**Input material:**
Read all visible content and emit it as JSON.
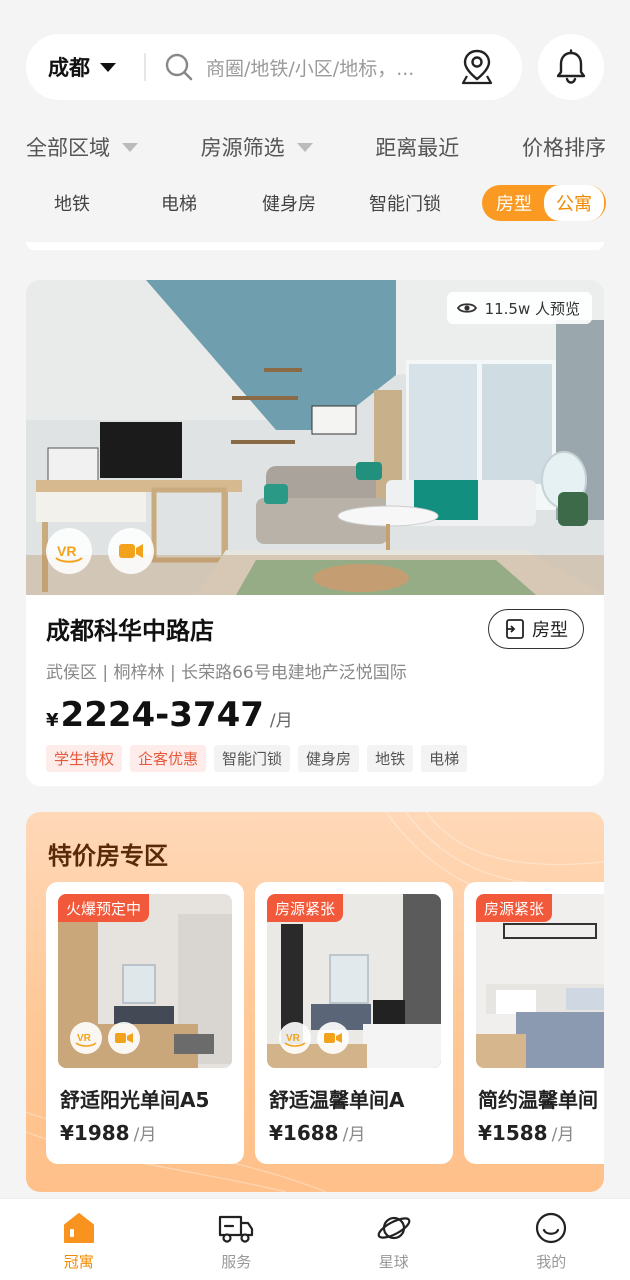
{
  "search": {
    "city": "成都",
    "placeholder": "商圈/地铁/小区/地标，..."
  },
  "filters": [
    {
      "label": "全部区域",
      "dropdown": true
    },
    {
      "label": "房源筛选",
      "dropdown": true
    },
    {
      "label": "距离最近",
      "dropdown": false
    },
    {
      "label": "价格排序",
      "dropdown": false
    }
  ],
  "tags": [
    "地铁",
    "电梯",
    "健身房",
    "智能门锁"
  ],
  "type_toggle": {
    "option_a": "房型",
    "option_b": "公寓",
    "selected": "公寓"
  },
  "listing": {
    "views": "11.5w 人预览",
    "title": "成都科华中路店",
    "layout_button": "房型",
    "address": "武侯区 | 桐梓林 | 长荣路66号电建地产泛悦国际",
    "currency": "¥",
    "price": "2224-3747",
    "unit": "/月",
    "chips": [
      {
        "text": "学生特权",
        "style": "red"
      },
      {
        "text": "企客优惠",
        "style": "red"
      },
      {
        "text": "智能门锁",
        "style": "gray"
      },
      {
        "text": "健身房",
        "style": "gray"
      },
      {
        "text": "地铁",
        "style": "gray"
      },
      {
        "text": "电梯",
        "style": "gray"
      }
    ]
  },
  "special": {
    "title": "特价房专区",
    "items": [
      {
        "badge": "火爆预定中",
        "name": "舒适阳光单间A5",
        "price": "¥1988",
        "unit": "/月"
      },
      {
        "badge": "房源紧张",
        "name": "舒适温馨单间A",
        "price": "¥1688",
        "unit": "/月"
      },
      {
        "badge": "房源紧张",
        "name": "简约温馨单间",
        "price": "¥1588",
        "unit": "/月"
      }
    ]
  },
  "nav": {
    "items": [
      {
        "label": "冠寓",
        "icon": "home-icon",
        "active": true
      },
      {
        "label": "服务",
        "icon": "truck-icon",
        "active": false
      },
      {
        "label": "星球",
        "icon": "planet-icon",
        "active": false
      },
      {
        "label": "我的",
        "icon": "smile-icon",
        "active": false
      }
    ]
  },
  "colors": {
    "accent": "#f28a00",
    "toggle_bg": "#fa9a23",
    "badge_red": "#f2583a",
    "chip_red_text": "#e55a3c",
    "special_bg": "#ffc896"
  }
}
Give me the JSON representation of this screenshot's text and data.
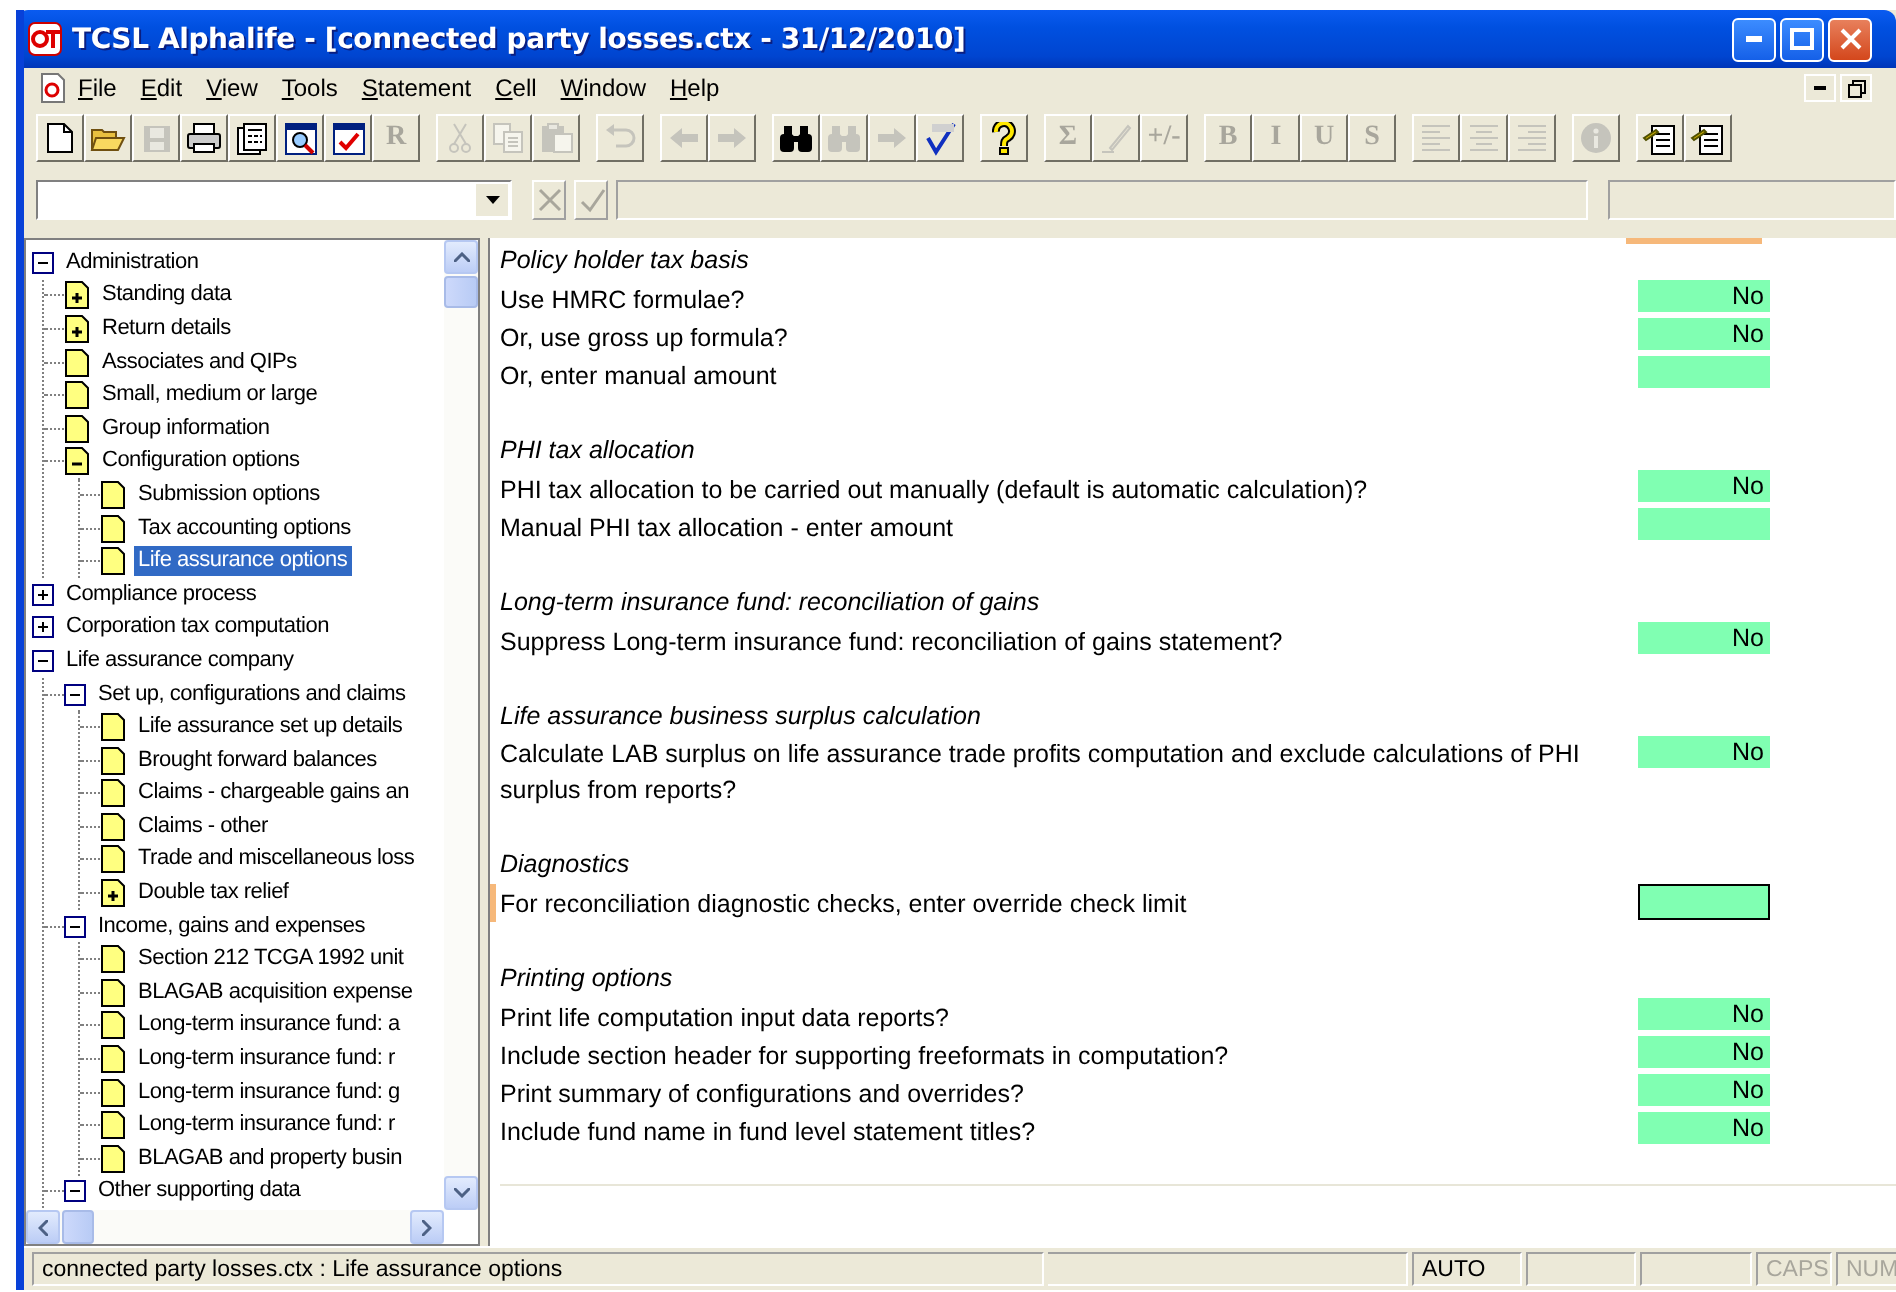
{
  "window": {
    "title": "TCSL Alphalife - [connected party losses.ctx - 31/12/2010]"
  },
  "menu": [
    "File",
    "Edit",
    "View",
    "Tools",
    "Statement",
    "Cell",
    "Window",
    "Help"
  ],
  "toolbar": [
    [
      {
        "kind": "new",
        "disabled": false
      },
      {
        "kind": "open",
        "disabled": false
      },
      {
        "kind": "save",
        "disabled": true
      },
      {
        "kind": "print",
        "disabled": false
      },
      {
        "kind": "calculator",
        "disabled": false
      },
      {
        "kind": "preview",
        "disabled": false
      },
      {
        "kind": "check",
        "disabled": false
      },
      {
        "label": "R",
        "disabled": true
      }
    ],
    [
      {
        "kind": "cut",
        "disabled": true
      },
      {
        "kind": "copy",
        "disabled": true
      },
      {
        "kind": "paste",
        "disabled": true
      }
    ],
    [
      {
        "kind": "undo",
        "disabled": true
      }
    ],
    [
      {
        "kind": "back",
        "disabled": true
      },
      {
        "kind": "forward",
        "disabled": true
      }
    ],
    [
      {
        "kind": "find",
        "disabled": false
      },
      {
        "kind": "findnext",
        "disabled": true
      },
      {
        "kind": "goto",
        "disabled": true
      },
      {
        "kind": "spell",
        "disabled": false
      }
    ],
    [
      {
        "kind": "help",
        "disabled": false
      }
    ],
    [
      {
        "label": "Σ",
        "disabled": true
      },
      {
        "kind": "pen",
        "disabled": true
      },
      {
        "label": "+/-",
        "disabled": true
      }
    ],
    [
      {
        "label": "B",
        "disabled": true
      },
      {
        "label": "I",
        "disabled": true
      },
      {
        "label": "U",
        "disabled": true
      },
      {
        "label": "S",
        "disabled": true
      }
    ],
    [
      {
        "kind": "alignleft",
        "disabled": true
      },
      {
        "kind": "center",
        "disabled": true
      },
      {
        "kind": "alignright",
        "disabled": true
      }
    ],
    [
      {
        "kind": "info",
        "disabled": true
      }
    ],
    [
      {
        "kind": "note",
        "disabled": false
      },
      {
        "kind": "notehelp",
        "disabled": false
      }
    ]
  ],
  "tree": [
    {
      "label": "Administration",
      "kind": "section",
      "expanded": true,
      "selected": false,
      "children": [
        {
          "label": "Standing data",
          "kind": "page",
          "expanded": false,
          "selected": false
        },
        {
          "label": "Return details",
          "kind": "page",
          "expanded": false,
          "selected": false
        },
        {
          "label": "Associates and QIPs",
          "kind": "page",
          "selected": false
        },
        {
          "label": "Small, medium or large",
          "kind": "page",
          "selected": false
        },
        {
          "label": "Group information",
          "kind": "page",
          "selected": false
        },
        {
          "label": "Configuration options",
          "kind": "page",
          "expanded": true,
          "selected": false,
          "children": [
            {
              "label": "Submission options",
              "kind": "page",
              "selected": false
            },
            {
              "label": "Tax accounting options",
              "kind": "page",
              "selected": false
            },
            {
              "label": "Life assurance options",
              "kind": "page",
              "selected": true
            }
          ]
        }
      ]
    },
    {
      "label": "Compliance process",
      "kind": "section",
      "expanded": false,
      "selected": false
    },
    {
      "label": "Corporation tax computation",
      "kind": "section",
      "expanded": false,
      "selected": false
    },
    {
      "label": "Life assurance company",
      "kind": "section",
      "expanded": true,
      "selected": false,
      "children": [
        {
          "label": "Set up, configurations and claims",
          "kind": "section",
          "expanded": true,
          "selected": false,
          "children": [
            {
              "label": "Life assurance set up details",
              "kind": "page",
              "selected": false
            },
            {
              "label": "Brought forward balances",
              "kind": "page",
              "selected": false
            },
            {
              "label": "Claims - chargeable gains an",
              "kind": "page",
              "selected": false
            },
            {
              "label": "Claims - other",
              "kind": "page",
              "selected": false
            },
            {
              "label": "Trade and miscellaneous loss",
              "kind": "page",
              "selected": false
            },
            {
              "label": "Double tax relief",
              "kind": "page",
              "expanded": false,
              "selected": false
            }
          ]
        },
        {
          "label": "Income, gains and expenses",
          "kind": "section",
          "expanded": true,
          "selected": false,
          "children": [
            {
              "label": "Section 212 TCGA 1992 unit",
              "kind": "page",
              "selected": false
            },
            {
              "label": "BLAGAB acquisition expense",
              "kind": "page",
              "selected": false
            },
            {
              "label": "Long-term insurance fund: a",
              "kind": "page",
              "selected": false
            },
            {
              "label": "Long-term insurance fund: r",
              "kind": "page",
              "selected": false
            },
            {
              "label": "Long-term insurance fund: g",
              "kind": "page",
              "selected": false
            },
            {
              "label": "Long-term insurance fund: r",
              "kind": "page",
              "selected": false
            },
            {
              "label": "BLAGAB and property busin",
              "kind": "page",
              "selected": false
            }
          ]
        },
        {
          "label": "Other supporting data",
          "kind": "section",
          "expanded": true,
          "selected": false
        }
      ]
    }
  ],
  "sections": [
    {
      "title": "Policy holder tax basis",
      "rows": [
        {
          "label": "Use HMRC formulae?",
          "value": "No",
          "focused": false
        },
        {
          "label": "Or, use gross up formula?",
          "value": "No",
          "focused": false
        },
        {
          "label": "Or, enter manual amount",
          "focused": false
        }
      ]
    },
    {
      "title": "PHI tax allocation",
      "rows": [
        {
          "label": "PHI tax allocation to be carried out manually (default is automatic calculation)?",
          "value": "No",
          "focused": false
        },
        {
          "label": "Manual PHI tax allocation  - enter amount",
          "focused": false
        }
      ]
    },
    {
      "title": "Long-term insurance fund: reconciliation of gains",
      "rows": [
        {
          "label": "Suppress Long-term insurance fund: reconciliation of gains statement?",
          "value": "No",
          "focused": false
        }
      ]
    },
    {
      "title": "Life assurance business surplus calculation",
      "rows": [
        {
          "label": "Calculate LAB surplus on life assurance trade profits computation and exclude calculations of PHI surplus from reports?",
          "value": "No",
          "focused": false
        }
      ]
    },
    {
      "title": "Diagnostics",
      "rows": [
        {
          "label": "For reconciliation diagnostic checks, enter override check limit",
          "focused": true
        }
      ]
    },
    {
      "title": "Printing options",
      "rows": [
        {
          "label": "Print life computation input data reports?",
          "value": "No",
          "focused": false
        },
        {
          "label": "Include section header for supporting freeformats in computation?",
          "value": "No",
          "focused": false
        },
        {
          "label": "Print summary of configurations and overrides?",
          "value": "No",
          "focused": false
        },
        {
          "label": "Include fund name in fund level statement titles?",
          "value": "No",
          "focused": false
        }
      ]
    }
  ],
  "status_bar": [
    {
      "text": "connected party losses.ctx : Life assurance options",
      "disabled": false
    },
    {
      "text": "AUTO",
      "disabled": false
    },
    {
      "text": "CAPS",
      "disabled": true
    },
    {
      "text": "NUM",
      "disabled": true
    }
  ]
}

**Challenge:**
Identify every line above with the string "assurance" in it. Copy those lines.

**Completed exercise:**
              "label": "Life assurance options",
      "label": "Life assurance company",
              "label": "Life assurance set up details",
      "title": "Life assurance business surplus calculation",
          "label": "Calculate LAB surplus on life assurance trade profits computation and exclude calculations of PHI surplus from reports?",
      "text": "connected party losses.ctx : Life assurance options",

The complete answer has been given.